#### Input records ####
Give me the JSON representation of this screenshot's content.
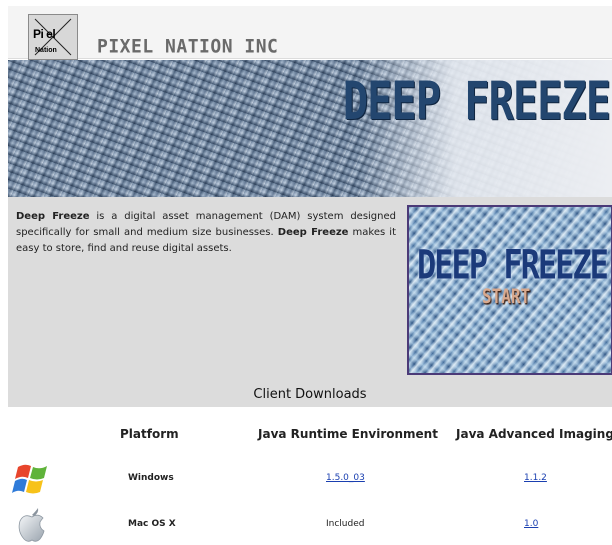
{
  "header": {
    "logo": {
      "line1": "Pi el",
      "line2": "Nation"
    },
    "company_name": "PIXEL NATION INC"
  },
  "banner": {
    "title": "DEEP FREEZE"
  },
  "intro": {
    "part1_bold": "Deep Freeze",
    "part2": " is a digital asset management (DAM) system designed specifically for small and medium size businesses. ",
    "part3_bold": "Deep Freeze",
    "part4": " makes it easy to store, find and reuse digital assets."
  },
  "start_panel": {
    "title": "DEEP FREEZE",
    "button": "START"
  },
  "downloads": {
    "title": "Client Downloads",
    "columns": [
      "Platform",
      "Java Runtime Environment",
      "Java Advanced Imaging"
    ],
    "rows": [
      {
        "platform": "Windows",
        "jre": "1.5.0_03",
        "jai": "1.1.2",
        "icon": "windows-logo-icon"
      },
      {
        "platform": "Mac OS X",
        "jre": "Included",
        "jai": "1.0",
        "icon": "apple-logo-icon"
      }
    ]
  },
  "colors": {
    "banner_title": "#23466f",
    "content_bg": "#dcdcdc",
    "link": "#1a3fb0"
  }
}
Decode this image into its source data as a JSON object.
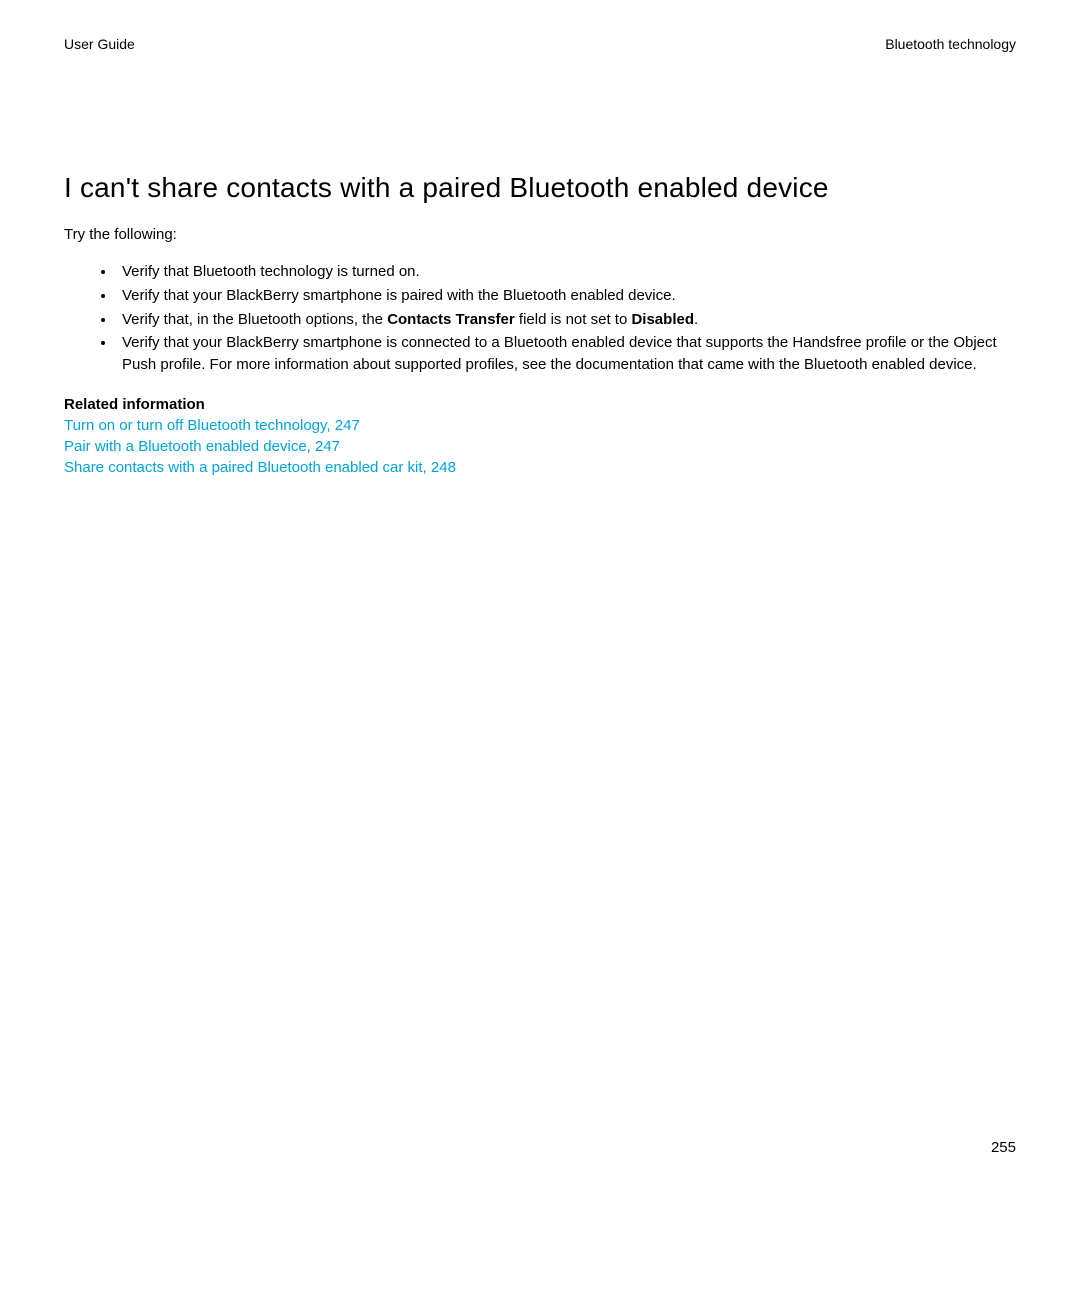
{
  "header": {
    "left": "User Guide",
    "right": "Bluetooth technology"
  },
  "title": "I can't share contacts with a paired Bluetooth enabled device",
  "intro": "Try the following:",
  "bullets": [
    {
      "type": "plain",
      "text": "Verify that Bluetooth technology is turned on."
    },
    {
      "type": "plain",
      "text": "Verify that your BlackBerry smartphone is paired with the Bluetooth enabled device."
    },
    {
      "type": "contacts_transfer",
      "pre": "Verify that, in the Bluetooth options, the ",
      "b1": "Contacts Transfer",
      "mid": " field is not set to ",
      "b2": "Disabled",
      "post": "."
    },
    {
      "type": "plain",
      "text": "Verify that your BlackBerry smartphone is connected to a Bluetooth enabled device that supports the Handsfree profile or the Object Push profile. For more information about supported profiles, see the documentation that came with the Bluetooth enabled device."
    }
  ],
  "related_heading": "Related information",
  "links": [
    "Turn on or turn off Bluetooth technology, 247",
    "Pair with a Bluetooth enabled device, 247",
    "Share contacts with a paired Bluetooth enabled car kit, 248"
  ],
  "page_number": "255"
}
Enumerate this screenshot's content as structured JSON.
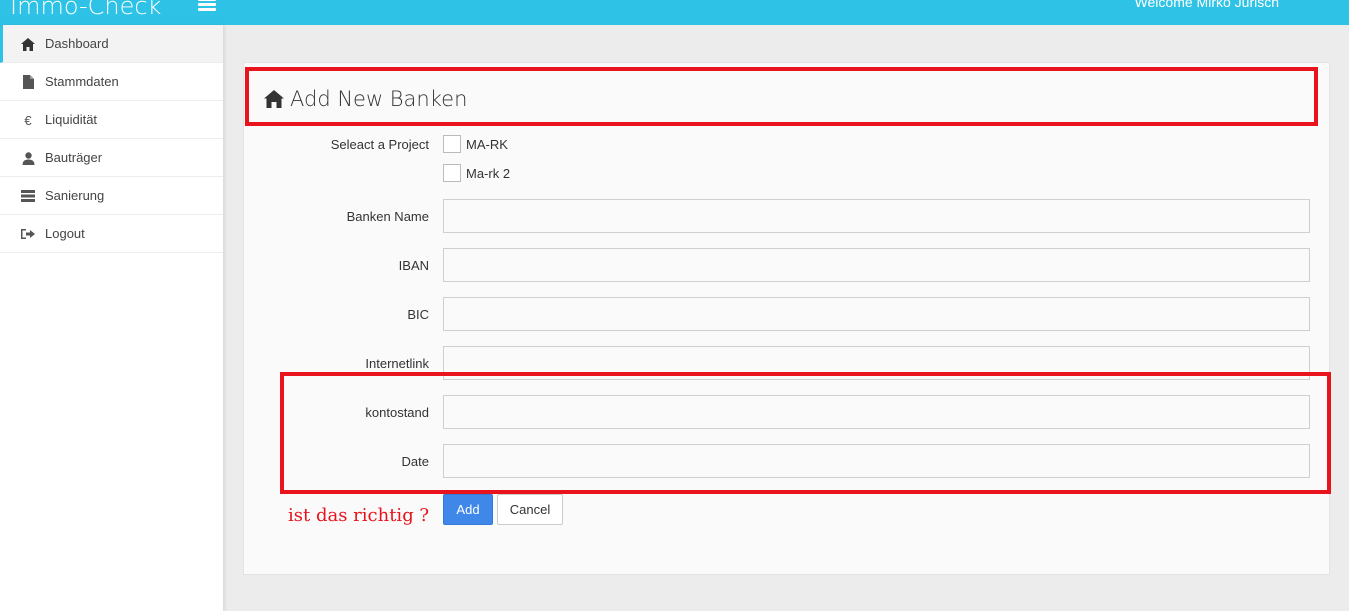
{
  "app": {
    "title": "Immo-Check",
    "welcome": "Welcome Mirko Jurisch"
  },
  "sidebar": {
    "items": [
      {
        "label": "Dashboard",
        "icon": "home-icon"
      },
      {
        "label": "Stammdaten",
        "icon": "file-icon"
      },
      {
        "label": "Liquidität",
        "icon": "euro-icon"
      },
      {
        "label": "Bauträger",
        "icon": "user-icon"
      },
      {
        "label": "Sanierung",
        "icon": "server-icon"
      },
      {
        "label": "Logout",
        "icon": "logout-icon"
      }
    ]
  },
  "form": {
    "title": "Add New Banken",
    "select_project_label": "Seleact a Project",
    "projects": [
      "MA-RK",
      "Ma-rk 2"
    ],
    "fields": {
      "banken_name": {
        "label": "Banken Name",
        "value": ""
      },
      "iban": {
        "label": "IBAN",
        "value": ""
      },
      "bic": {
        "label": "BIC",
        "value": ""
      },
      "internetlink": {
        "label": "Internetlink",
        "value": ""
      },
      "kontostand": {
        "label": "kontostand",
        "value": ""
      },
      "date": {
        "label": "Date",
        "value": ""
      }
    },
    "add_label": "Add",
    "cancel_label": "Cancel"
  },
  "annotation": {
    "text": "ist das richtig ?",
    "color": "#e8131c"
  },
  "colors": {
    "topbar": "#2ec3e6",
    "primary_button": "#3f87e8",
    "highlight": "#e8131c"
  }
}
####
Output the data exactly. Pictures don't belong in the result.

Give me the JSON representation of this screenshot's content.
{
  "header": {
    "logo": {
      "line1": "Pi el",
      "line2": "Nation"
    },
    "company_name": "PIXEL NATION INC"
  },
  "banner": {
    "title": "DEEP FREEZE"
  },
  "intro": {
    "part1_bold": "Deep Freeze",
    "part2": " is a digital asset management (DAM) system designed specifically for small and medium size businesses. ",
    "part3_bold": "Deep Freeze",
    "part4": " makes it easy to store, find and reuse digital assets."
  },
  "start_panel": {
    "title": "DEEP FREEZE",
    "button": "START"
  },
  "downloads": {
    "title": "Client Downloads",
    "columns": [
      "Platform",
      "Java Runtime Environment",
      "Java Advanced Imaging"
    ],
    "rows": [
      {
        "platform": "Windows",
        "jre": "1.5.0_03",
        "jai": "1.1.2",
        "icon": "windows-logo-icon"
      },
      {
        "platform": "Mac OS X",
        "jre": "Included",
        "jai": "1.0",
        "icon": "apple-logo-icon"
      }
    ]
  },
  "colors": {
    "banner_title": "#23466f",
    "content_bg": "#dcdcdc",
    "link": "#1a3fb0"
  }
}
Decode this image into its source data as a JSON object.
{
  "header": {
    "left": "User Guide",
    "right": "Bluetooth technology"
  },
  "title": "I can't share contacts with a paired Bluetooth enabled device",
  "intro": "Try the following:",
  "bullets": [
    {
      "type": "plain",
      "text": "Verify that Bluetooth technology is turned on."
    },
    {
      "type": "plain",
      "text": "Verify that your BlackBerry smartphone is paired with the Bluetooth enabled device."
    },
    {
      "type": "contacts_transfer",
      "pre": "Verify that, in the Bluetooth options, the ",
      "b1": "Contacts Transfer",
      "mid": " field is not set to ",
      "b2": "Disabled",
      "post": "."
    },
    {
      "type": "plain",
      "text": "Verify that your BlackBerry smartphone is connected to a Bluetooth enabled device that supports the Handsfree profile or the Object Push profile. For more information about supported profiles, see the documentation that came with the Bluetooth enabled device."
    }
  ],
  "related_heading": "Related information",
  "links": [
    "Turn on or turn off Bluetooth technology, 247",
    "Pair with a Bluetooth enabled device, 247",
    "Share contacts with a paired Bluetooth enabled car kit, 248"
  ],
  "page_number": "255"
}
Enumerate this screenshot's content as structured JSON.
{
  "app": {
    "title": "Immo-Check",
    "welcome": "Welcome Mirko Jurisch"
  },
  "sidebar": {
    "items": [
      {
        "label": "Dashboard",
        "icon": "home-icon"
      },
      {
        "label": "Stammdaten",
        "icon": "file-icon"
      },
      {
        "label": "Liquidität",
        "icon": "euro-icon"
      },
      {
        "label": "Bauträger",
        "icon": "user-icon"
      },
      {
        "label": "Sanierung",
        "icon": "server-icon"
      },
      {
        "label": "Logout",
        "icon": "logout-icon"
      }
    ]
  },
  "form": {
    "title": "Add New Banken",
    "select_project_label": "Seleact a Project",
    "projects": [
      "MA-RK",
      "Ma-rk 2"
    ],
    "fields": {
      "banken_name": {
        "label": "Banken Name",
        "value": ""
      },
      "iban": {
        "label": "IBAN",
        "value": ""
      },
      "bic": {
        "label": "BIC",
        "value": ""
      },
      "internetlink": {
        "label": "Internetlink",
        "value": ""
      },
      "kontostand": {
        "label": "kontostand",
        "value": ""
      },
      "date": {
        "label": "Date",
        "value": ""
      }
    },
    "add_label": "Add",
    "cancel_label": "Cancel"
  },
  "annotation": {
    "text": "ist das richtig ?",
    "color": "#e8131c"
  },
  "colors": {
    "topbar": "#2ec3e6",
    "primary_button": "#3f87e8",
    "highlight": "#e8131c"
  }
}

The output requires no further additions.